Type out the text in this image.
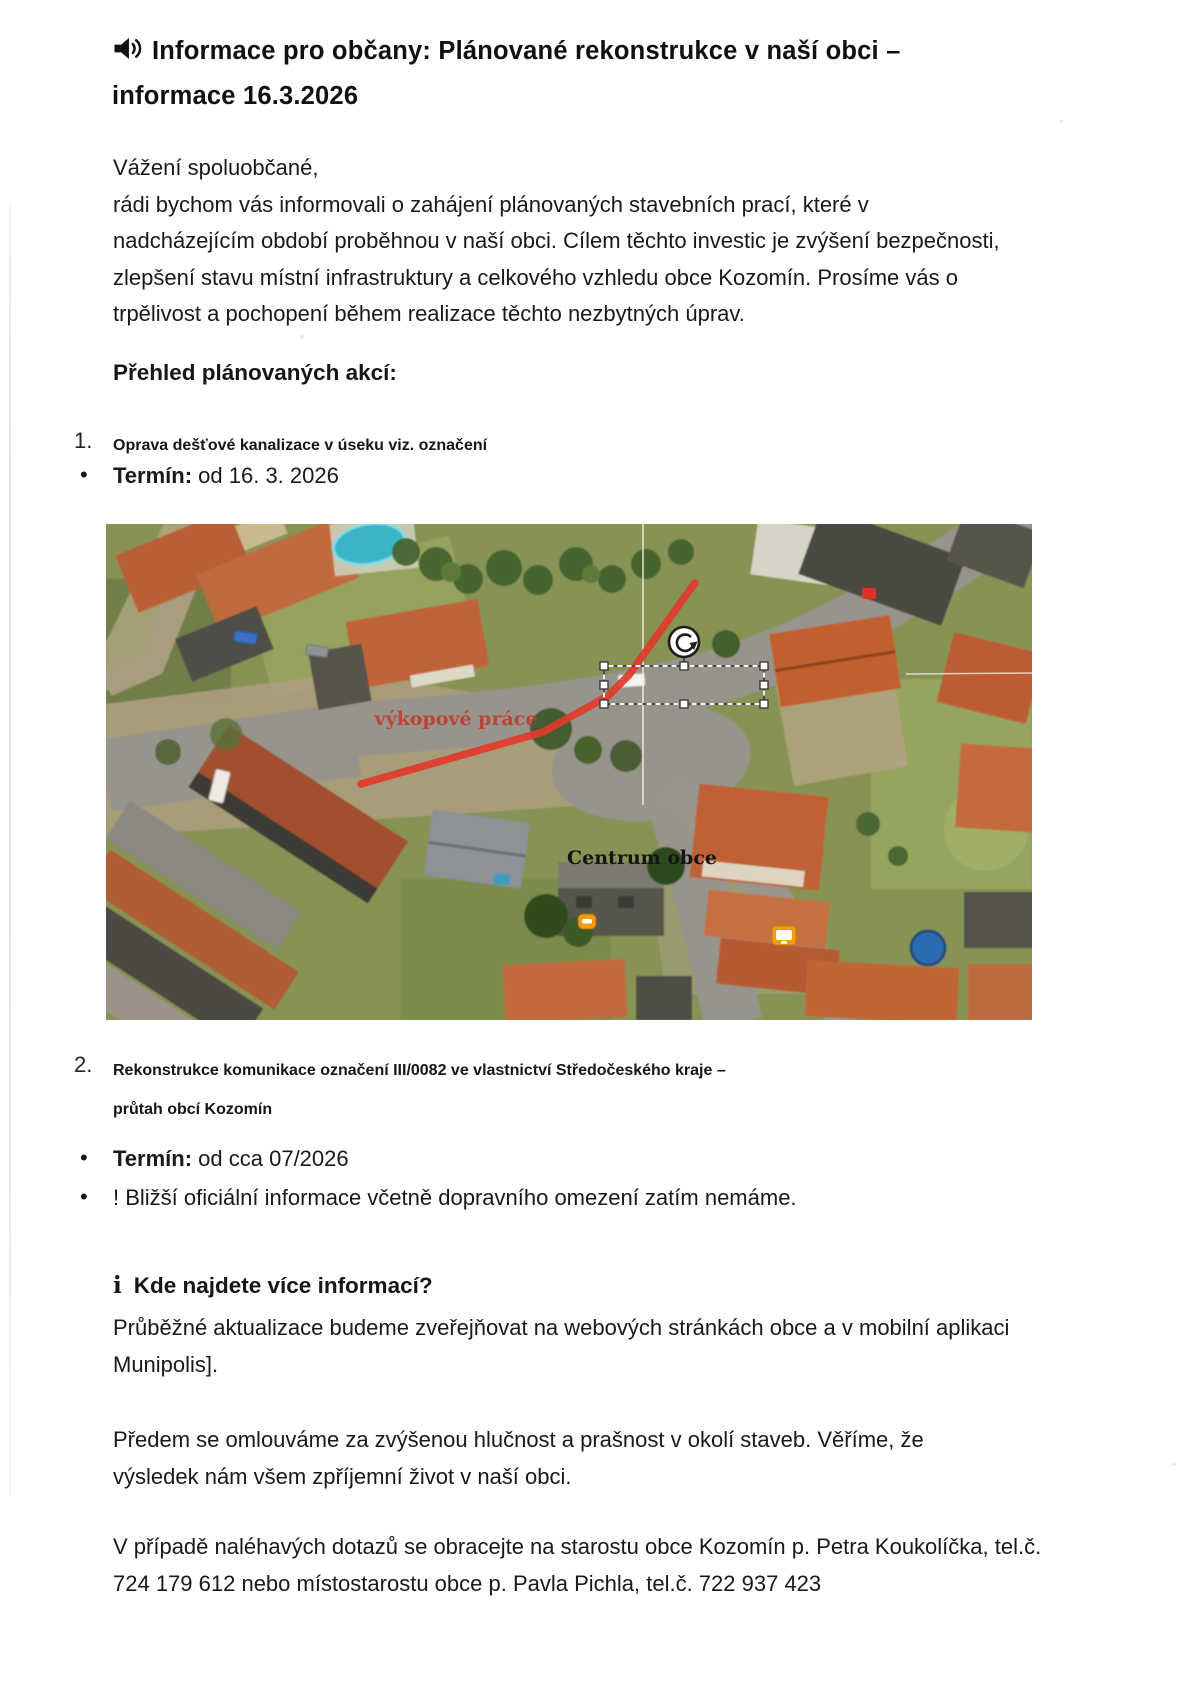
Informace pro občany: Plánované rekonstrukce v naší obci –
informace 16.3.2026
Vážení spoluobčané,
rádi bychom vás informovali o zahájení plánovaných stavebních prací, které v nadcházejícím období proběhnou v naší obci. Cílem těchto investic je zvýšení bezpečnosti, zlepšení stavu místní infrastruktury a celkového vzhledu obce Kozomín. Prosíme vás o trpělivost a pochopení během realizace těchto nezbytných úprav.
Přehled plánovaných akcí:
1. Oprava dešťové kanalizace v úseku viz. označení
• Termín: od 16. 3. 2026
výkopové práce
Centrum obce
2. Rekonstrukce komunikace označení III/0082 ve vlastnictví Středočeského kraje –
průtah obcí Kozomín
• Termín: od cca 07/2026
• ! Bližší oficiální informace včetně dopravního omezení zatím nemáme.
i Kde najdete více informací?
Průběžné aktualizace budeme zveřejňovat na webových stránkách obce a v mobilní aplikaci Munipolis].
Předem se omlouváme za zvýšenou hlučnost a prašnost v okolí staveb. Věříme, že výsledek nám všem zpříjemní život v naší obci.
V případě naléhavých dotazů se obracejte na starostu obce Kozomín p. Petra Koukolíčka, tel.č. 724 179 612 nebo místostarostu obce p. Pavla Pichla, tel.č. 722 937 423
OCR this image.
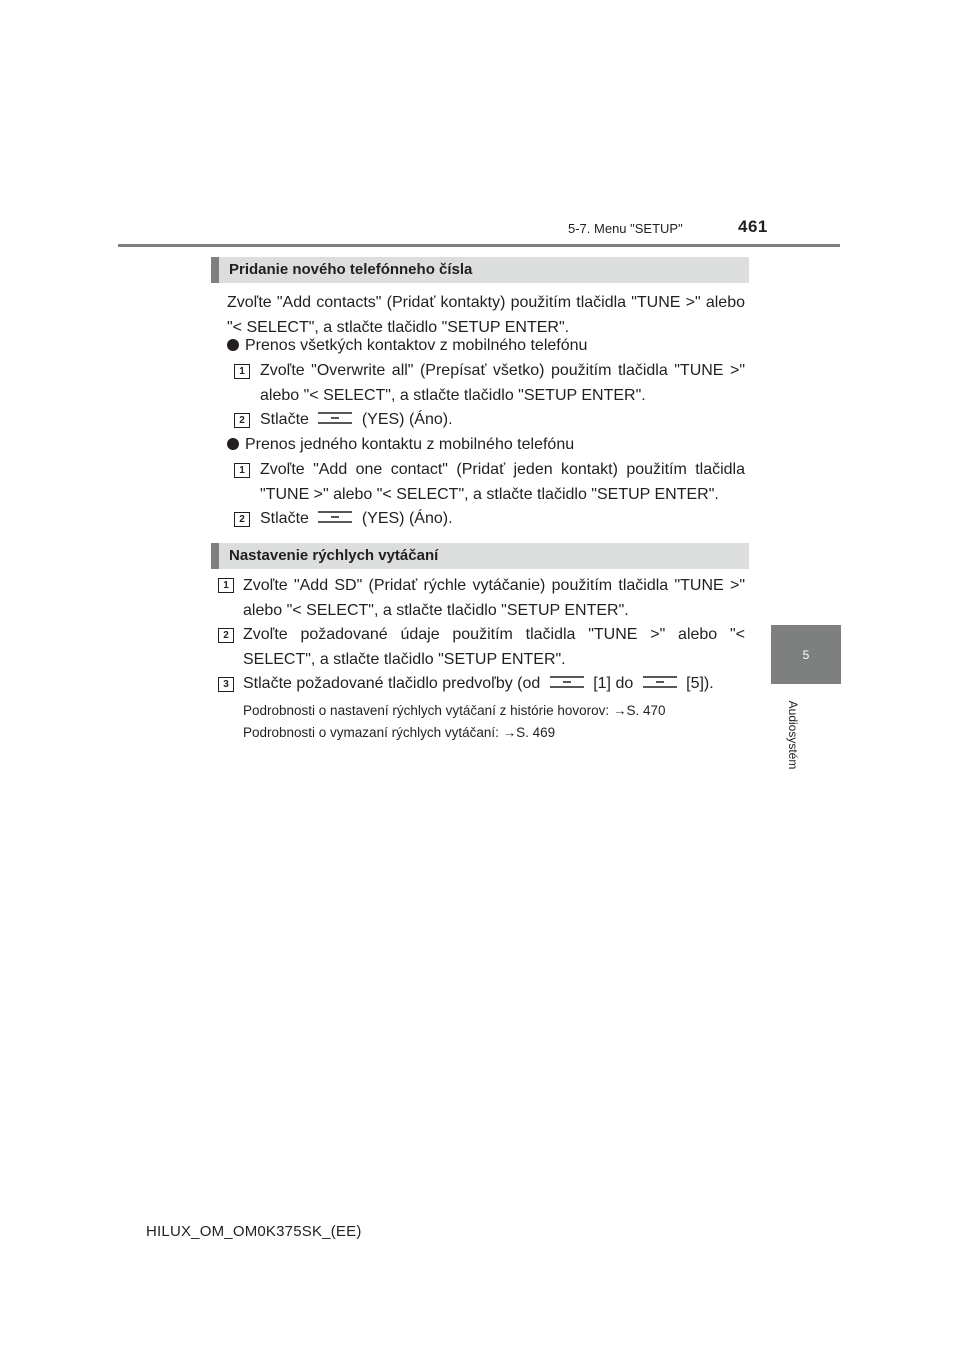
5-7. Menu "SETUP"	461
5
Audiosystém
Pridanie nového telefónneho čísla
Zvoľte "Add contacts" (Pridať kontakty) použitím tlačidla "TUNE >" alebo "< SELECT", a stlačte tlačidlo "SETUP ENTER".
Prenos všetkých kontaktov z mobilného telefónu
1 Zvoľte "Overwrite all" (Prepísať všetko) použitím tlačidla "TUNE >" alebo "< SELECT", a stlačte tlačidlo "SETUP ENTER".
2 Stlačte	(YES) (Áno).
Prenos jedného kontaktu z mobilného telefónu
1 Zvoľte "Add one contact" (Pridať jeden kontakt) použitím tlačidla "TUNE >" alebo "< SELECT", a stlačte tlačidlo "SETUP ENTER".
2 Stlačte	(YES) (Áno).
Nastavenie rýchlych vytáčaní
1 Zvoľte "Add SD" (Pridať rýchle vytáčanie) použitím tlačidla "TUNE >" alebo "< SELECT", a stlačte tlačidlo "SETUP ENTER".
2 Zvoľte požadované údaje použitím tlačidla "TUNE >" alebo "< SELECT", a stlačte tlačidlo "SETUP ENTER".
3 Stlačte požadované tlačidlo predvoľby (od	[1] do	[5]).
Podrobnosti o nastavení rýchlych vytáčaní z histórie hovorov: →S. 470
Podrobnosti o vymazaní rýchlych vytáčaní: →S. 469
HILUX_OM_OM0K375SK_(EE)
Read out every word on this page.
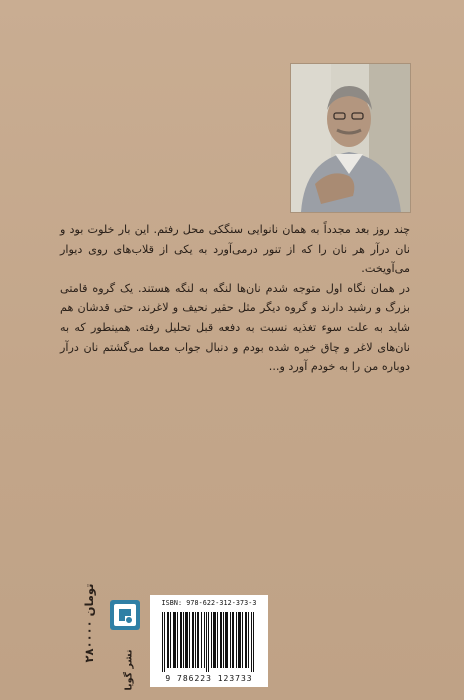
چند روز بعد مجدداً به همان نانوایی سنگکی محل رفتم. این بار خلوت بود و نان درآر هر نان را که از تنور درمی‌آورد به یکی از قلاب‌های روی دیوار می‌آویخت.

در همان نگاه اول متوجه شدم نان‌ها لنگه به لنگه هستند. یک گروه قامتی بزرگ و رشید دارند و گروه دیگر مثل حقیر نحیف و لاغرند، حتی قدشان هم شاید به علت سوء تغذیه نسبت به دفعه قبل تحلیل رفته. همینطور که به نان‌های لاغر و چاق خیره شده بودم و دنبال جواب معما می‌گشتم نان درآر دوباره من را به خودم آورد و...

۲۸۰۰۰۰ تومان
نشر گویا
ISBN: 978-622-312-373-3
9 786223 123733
________________________________________
### [STATED GOAL]
Look above for every line with the word "Termín" and copy it.

### [TASK OUTPUT]
• Termín: od 16. 3. 2026
• Termín: od cca 07/2026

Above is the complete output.